─── Data extract ───

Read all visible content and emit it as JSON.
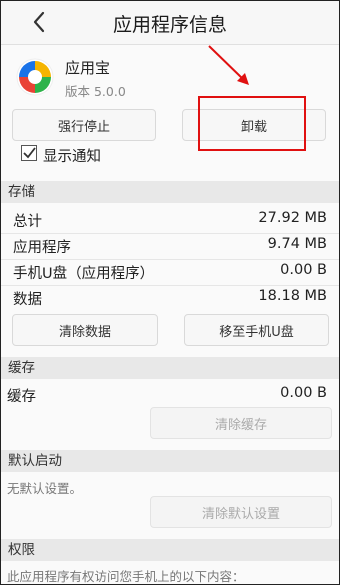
{
  "header": {
    "title": "应用程序信息"
  },
  "app": {
    "name": "应用宝",
    "version": "版本 5.0.0"
  },
  "buttons": {
    "force_stop": "强行停止",
    "uninstall": "卸载",
    "clear_data": "清除数据",
    "move_to_sd": "移至手机U盘",
    "clear_cache": "清除缓存",
    "clear_defaults": "清除默认设置"
  },
  "notification": {
    "label": "显示通知",
    "checked": true
  },
  "storage": {
    "section_title": "存储",
    "rows": [
      {
        "label": "总计",
        "value": "27.92 MB"
      },
      {
        "label": "应用程序",
        "value": "9.74 MB"
      },
      {
        "label": "手机U盘（应用程序）",
        "value": "0.00 B"
      },
      {
        "label": "数据",
        "value": "18.18 MB"
      }
    ]
  },
  "cache": {
    "section_title": "缓存",
    "label": "缓存",
    "value": "0.00 B"
  },
  "default_launch": {
    "section_title": "默认启动",
    "text": "无默认设置。"
  },
  "permissions": {
    "section_title": "权限",
    "text": "此应用程序有权访问您手机上的以下内容："
  },
  "colors": {
    "annotation": "#e01010",
    "section_bg": "#e8e8e8"
  }
}
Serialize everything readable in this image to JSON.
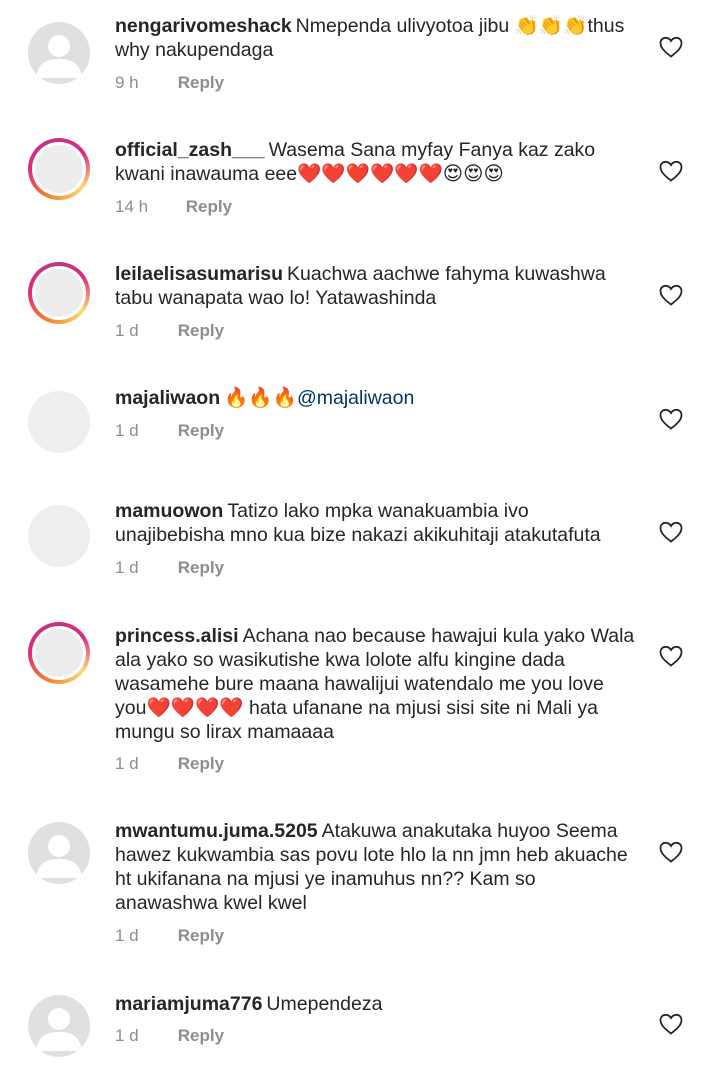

───

Direction >> Repeat the data in full and exactly. Omit pictures.

Output for this exercise >>
Read all visible content and emit it as JSON.
{
  "header": {
    "title": "应用程序信息"
  },
  "app": {
    "name": "应用宝",
    "version": "版本 5.0.0"
  },
  "buttons": {
    "force_stop": "强行停止",
    "uninstall": "卸载",
    "clear_data": "清除数据",
    "move_to_sd": "移至手机U盘",
    "clear_cache": "清除缓存",
    "clear_defaults": "清除默认设置"
  },
  "notification": {
    "label": "显示通知",
    "checked": true
  },
  "storage": {
    "section_title": "存储",
    "rows": [
      {
        "label": "总计",
        "value": "27.92 MB"
      },
      {
        "label": "应用程序",
        "value": "9.74 MB"
      },
      {
        "label": "手机U盘（应用程序）",
        "value": "0.00 B"
      },
      {
        "label": "数据",
        "value": "18.18 MB"
      }
    ]
  },
  "cache": {
    "section_title": "缓存",
    "label": "缓存",
    "value": "0.00 B"
  },
  "default_launch": {
    "section_title": "默认启动",
    "text": "无默认设置。"
  },
  "permissions": {
    "section_title": "权限",
    "text": "此应用程序有权访问您手机上的以下内容："
  },
  "colors": {
    "annotation": "#e01010",
    "section_bg": "#e8e8e8"
  }
}
Serialize everything readable in this image to JSON.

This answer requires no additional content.